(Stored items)
↓↓↓

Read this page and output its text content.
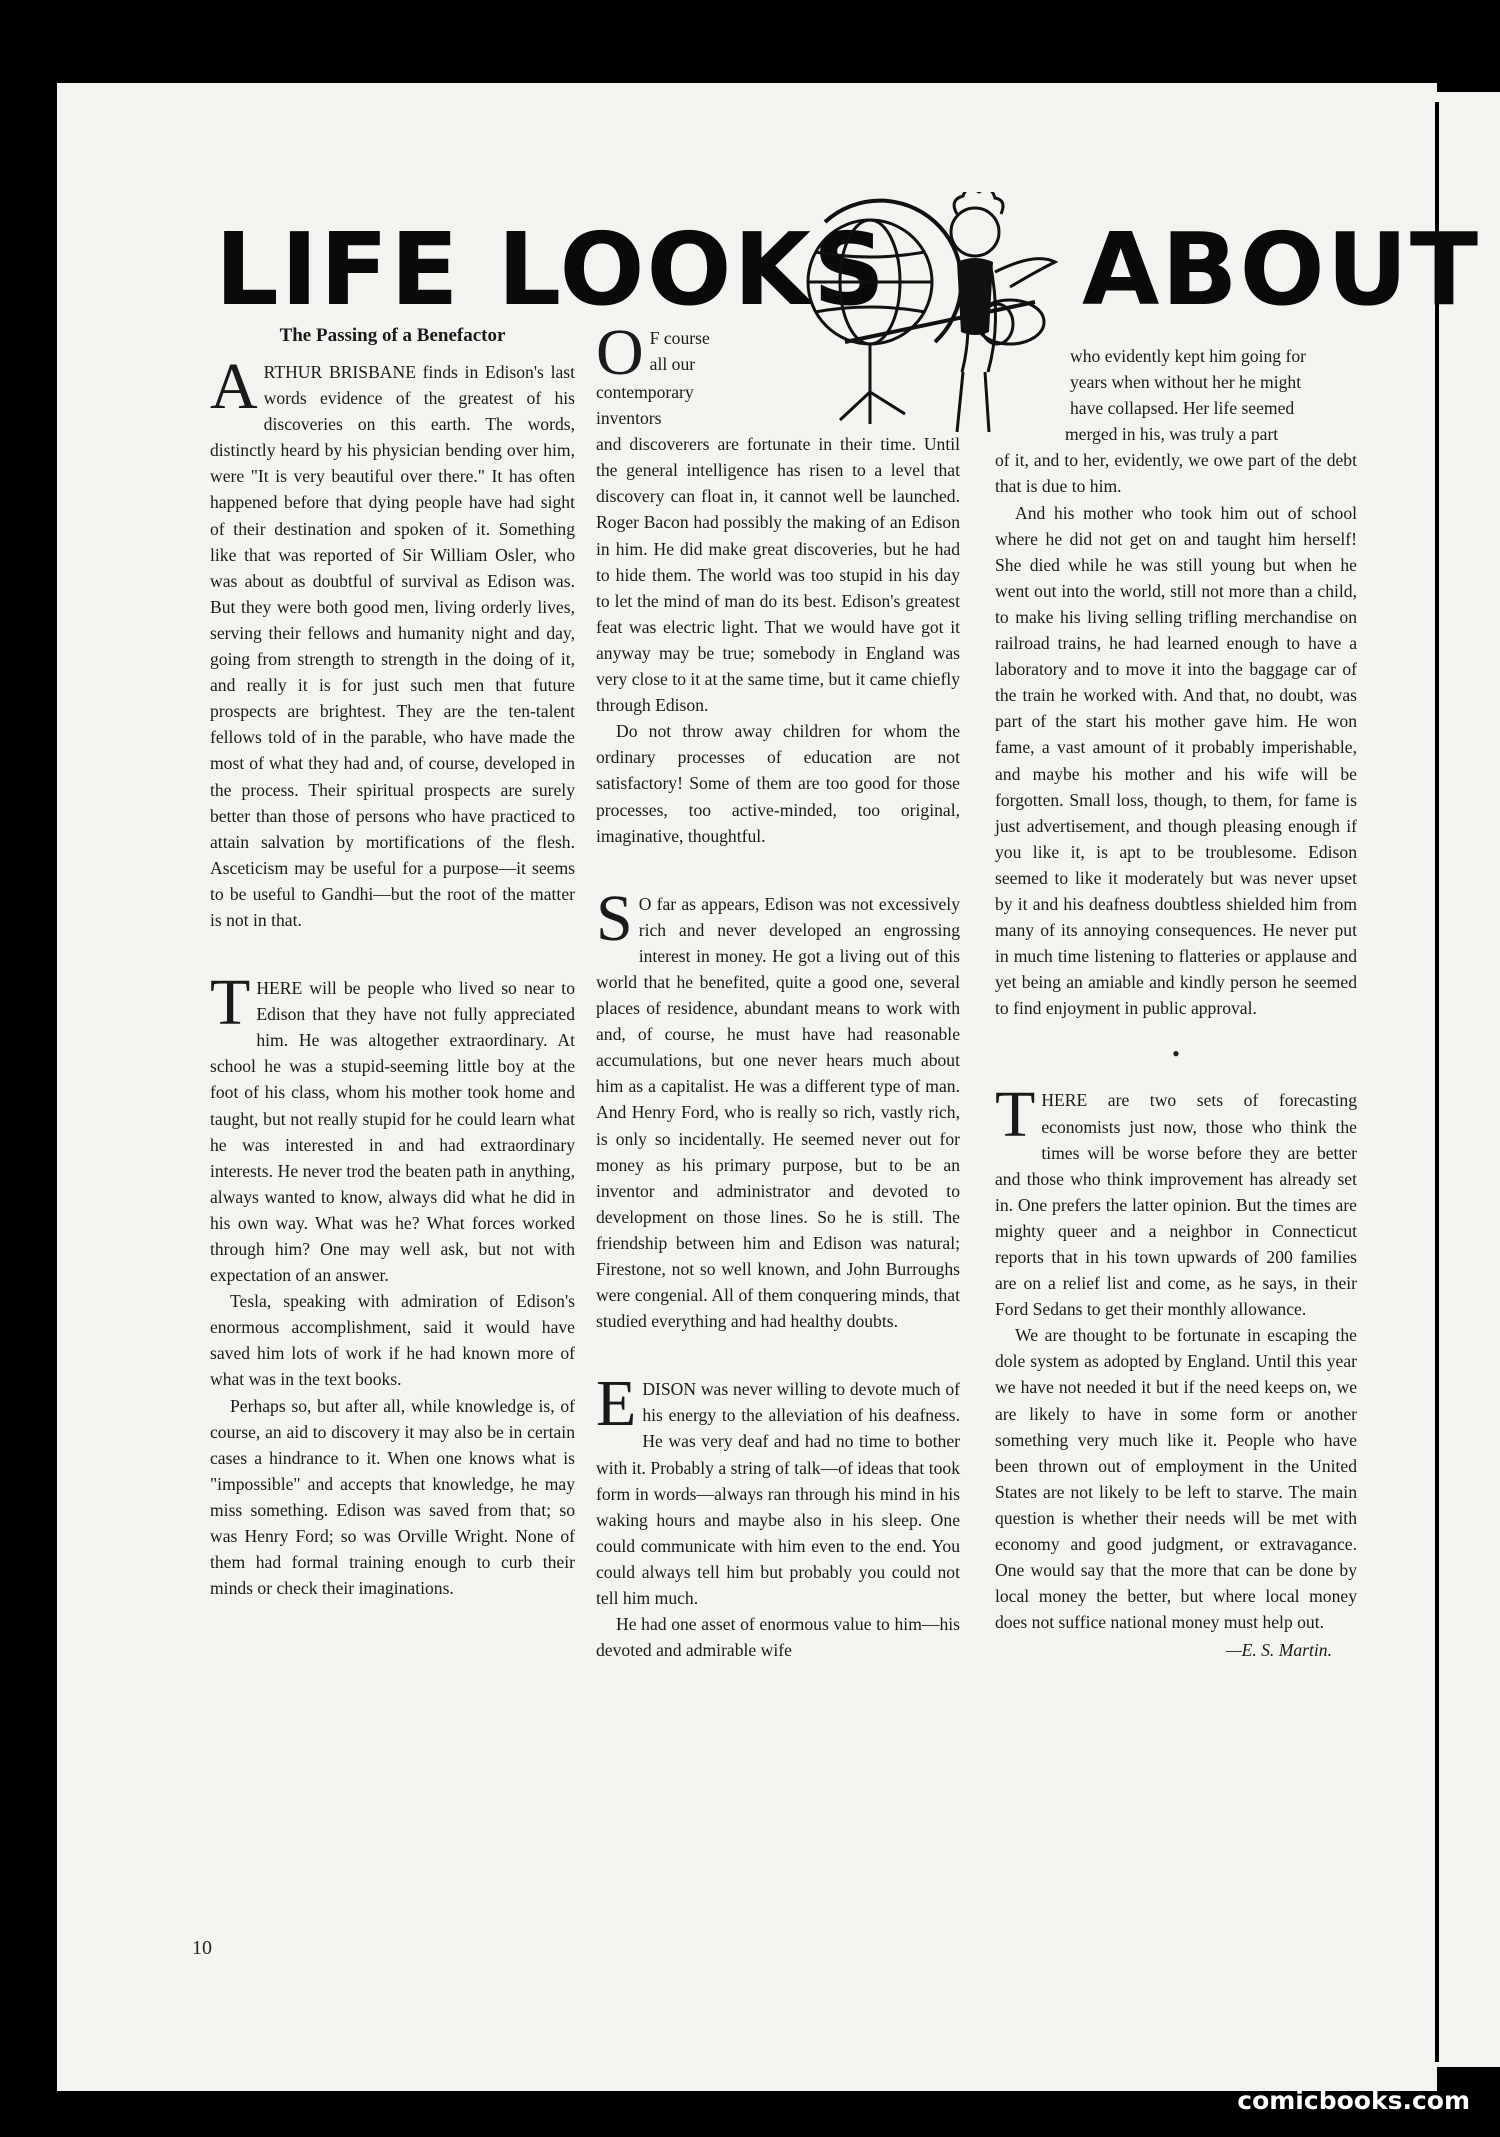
LIFE LOOKS ABOUT
The Passing of a Benefactor

ARTHUR BRISBANE finds in Edison's last words evidence of the greatest of his discoveries on this earth. The words, distinctly heard by his physician bending over him, were "It is very beautiful over there." It has often happened before that dying people have had sight of their destination and spoken of it. Something like that was reported of Sir William Osler, who was about as doubtful of survival as Edison was. But they were both good men, living orderly lives, serving their fellows and humanity night and day, going from strength to strength in the doing of it, and really it is for just such men that future prospects are brightest. They are the ten-talent fellows told of in the parable, who have made the most of what they had and, of course, developed in the process. Their spiritual prospects are surely better than those of persons who have practiced to attain salvation by mortifications of the flesh. Asceticism may be useful for a purpose—it seems to be useful to Gandhi—but the root of the matter is not in that.

THERE will be people who lived so near to Edison that they have not fully appreciated him. He was altogether extraordinary. At school he was a stupid-seeming little boy at the foot of his class, whom his mother took home and taught, but not really stupid for he could learn what he was interested in and had extraordinary interests. He never trod the beaten path in anything, always wanted to know, always did what he did in his own way. What was he? What forces worked through him? One may well ask, but not with expectation of an answer.

Tesla, speaking with admiration of Edison's enormous accomplishment, said it would have saved him lots of work if he had known more of what was in the text books.

Perhaps so, but after all, while knowledge is, of course, an aid to discovery it may also be in certain cases a hindrance to it. When one knows what is "impossible" and accepts that knowledge, he may miss something. Edison was saved from that; so was Henry Ford; so was Orville Wright. None of them had formal training enough to curb their minds or check their imaginations.

OF course all our contemporary inventors

and discoverers are fortunate in their time. Until the general intelligence has risen to a level that discovery can float in, it cannot well be launched. Roger Bacon had possibly the making of an Edison in him. He did make great discoveries, but he had to hide them. The world was too stupid in his day to let the mind of man do its best. Edison's greatest feat was electric light. That we would have got it anyway may be true; somebody in England was very close to it at the same time, but it came chiefly through Edison.

Do not throw away children for whom the ordinary processes of education are not satisfactory! Some of them are too good for those processes, too active-minded, too original, imaginative, thoughtful.

SO far as appears, Edison was not excessively rich and never developed an engrossing interest in money. He got a living out of this world that he benefited, quite a good one, several places of residence, abundant means to work with and, of course, he must have had reasonable accumulations, but one never hears much about him as a capitalist. He was a different type of man. And Henry Ford, who is really so rich, vastly rich, is only so incidentally. He seemed never out for money as his primary purpose, but to be an inventor and administrator and devoted to development on those lines. So he is still. The friendship between him and Edison was natural; Firestone, not so well known, and John Burroughs were congenial. All of them conquering minds, that studied everything and had healthy doubts.

EDISON was never willing to devote much of his energy to the alleviation of his deafness. He was very deaf and had no time to bother with it. Probably a string of talk—of ideas that took form in words—always ran through his mind in his waking hours and maybe also in his sleep. One could communicate with him even to the end. You could always tell him but probably you could not tell him much.

He had one asset of enormous value to him—his devoted and admirable wife

who evidently kept him going for

years when without her he might

have collapsed. Her life seemed

merged in his, was truly a part

of it, and to her, evidently, we owe part of the debt that is due to him.

And his mother who took him out of school where he did not get on and taught him herself! She died while he was still young but when he went out into the world, still not more than a child, to make his living selling trifling merchandise on railroad trains, he had learned enough to have a laboratory and to move it into the baggage car of the train he worked with. And that, no doubt, was part of the start his mother gave him. He won fame, a vast amount of it probably imperishable, and maybe his mother and his wife will be forgotten. Small loss, though, to them, for fame is just advertisement, and though pleasing enough if you like it, is apt to be troublesome. Edison seemed to like it moderately but was never upset by it and his deafness doubtless shielded him from many of its annoying consequences. He never put in much time listening to flatteries or applause and yet being an amiable and kindly person he seemed to find enjoyment in public approval.

•

THERE are two sets of forecasting economists just now, those who think the times will be worse before they are better and those who think improvement has already set in. One prefers the latter opinion. But the times are mighty queer and a neighbor in Connecticut reports that in his town upwards of 200 families are on a relief list and come, as he says, in their Ford Sedans to get their monthly allowance.

We are thought to be fortunate in escaping the dole system as adopted by England. Until this year we have not needed it but if the need keeps on, we are likely to have in some form or another something very much like it. People who have been thrown out of employment in the United States are not likely to be left to starve. The main question is whether their needs will be met with economy and good judgment, or extravagance. One would say that the more that can be done by local money the better, but where local money does not suffice national money must help out.

—E. S. Martin.
10
comicbooks.com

↑↑↑

» **YOUR GOAL**
Reproduce each line of the records exactly, and omit every picture.

» **ANSWER FOR THIS EXERCISE**
Read this page and output its text content.
LIFE LOOKS ABOUT
The Passing of a Benefactor

ARTHUR BRISBANE finds in Edison's last words evidence of the greatest of his discoveries on this earth. The words, distinctly heard by his physician bending over him, were "It is very beautiful over there." It has often happened before that dying people have had sight of their destination and spoken of it. Something like that was reported of Sir William Osler, who was about as doubtful of survival as Edison was. But they were both good men, living orderly lives, serving their fellows and humanity night and day, going from strength to strength in the doing of it, and really it is for just such men that future prospects are brightest. They are the ten-talent fellows told of in the parable, who have made the most of what they had and, of course, developed in the process. Their spiritual prospects are surely better than those of persons who have practiced to attain salvation by mortifications of the flesh. Asceticism may be useful for a purpose—it seems to be useful to Gandhi—but the root of the matter is not in that.

THERE will be people who lived so near to Edison that they have not fully appreciated him. He was altogether extraordinary. At school he was a stupid-seeming little boy at the foot of his class, whom his mother took home and taught, but not really stupid for he could learn what he was interested in and had extraordinary interests. He never trod the beaten path in anything, always wanted to know, always did what he did in his own way. What was he? What forces worked through him? One may well ask, but not with expectation of an answer.

Tesla, speaking with admiration of Edison's enormous accomplishment, said it would have saved him lots of work if he had known more of what was in the text books.

Perhaps so, but after all, while knowledge is, of course, an aid to discovery it may also be in certain cases a hindrance to it. When one knows what is "impossible" and accepts that knowledge, he may miss something. Edison was saved from that; so was Henry Ford; so was Orville Wright. None of them had formal training enough to curb their minds or check their imaginations.

OF course all our contemporary inventors

and discoverers are fortunate in their time. Until the general intelligence has risen to a level that discovery can float in, it cannot well be launched. Roger Bacon had possibly the making of an Edison in him. He did make great discoveries, but he had to hide them. The world was too stupid in his day to let the mind of man do its best. Edison's greatest feat was electric light. That we would have got it anyway may be true; somebody in England was very close to it at the same time, but it came chiefly through Edison.

Do not throw away children for whom the ordinary processes of education are not satisfactory! Some of them are too good for those processes, too active-minded, too original, imaginative, thoughtful.

SO far as appears, Edison was not excessively rich and never developed an engrossing interest in money. He got a living out of this world that he benefited, quite a good one, several places of residence, abundant means to work with and, of course, he must have had reasonable accumulations, but one never hears much about him as a capitalist. He was a different type of man. And Henry Ford, who is really so rich, vastly rich, is only so incidentally. He seemed never out for money as his primary purpose, but to be an inventor and administrator and devoted to development on those lines. So he is still. The friendship between him and Edison was natural; Firestone, not so well known, and John Burroughs were congenial. All of them conquering minds, that studied everything and had healthy doubts.

EDISON was never willing to devote much of his energy to the alleviation of his deafness. He was very deaf and had no time to bother with it. Probably a string of talk—of ideas that took form in words—always ran through his mind in his waking hours and maybe also in his sleep. One could communicate with him even to the end. You could always tell him but probably you could not tell him much.

He had one asset of enormous value to him—his devoted and admirable wife

who evidently kept him going for

years when without her he might

have collapsed. Her life seemed

merged in his, was truly a part

of it, and to her, evidently, we owe part of the debt that is due to him.

And his mother who took him out of school where he did not get on and taught him herself! She died while he was still young but when he went out into the world, still not more than a child, to make his living selling trifling merchandise on railroad trains, he had learned enough to have a laboratory and to move it into the baggage car of the train he worked with. And that, no doubt, was part of the start his mother gave him. He won fame, a vast amount of it probably imperishable, and maybe his mother and his wife will be forgotten. Small loss, though, to them, for fame is just advertisement, and though pleasing enough if you like it, is apt to be troublesome. Edison seemed to like it moderately but was never upset by it and his deafness doubtless shielded him from many of its annoying consequences. He never put in much time listening to flatteries or applause and yet being an amiable and kindly person he seemed to find enjoyment in public approval.

•

THERE are two sets of forecasting economists just now, those who think the times will be worse before they are better and those who think improvement has already set in. One prefers the latter opinion. But the times are mighty queer and a neighbor in Connecticut reports that in his town upwards of 200 families are on a relief list and come, as he says, in their Ford Sedans to get their monthly allowance.

We are thought to be fortunate in escaping the dole system as adopted by England. Until this year we have not needed it but if the need keeps on, we are likely to have in some form or another something very much like it. People who have been thrown out of employment in the United States are not likely to be left to starve. The main question is whether their needs will be met with economy and good judgment, or extravagance. One would say that the more that can be done by local money the better, but where local money does not suffice national money must help out.

—E. S. Martin.
10
comicbooks.com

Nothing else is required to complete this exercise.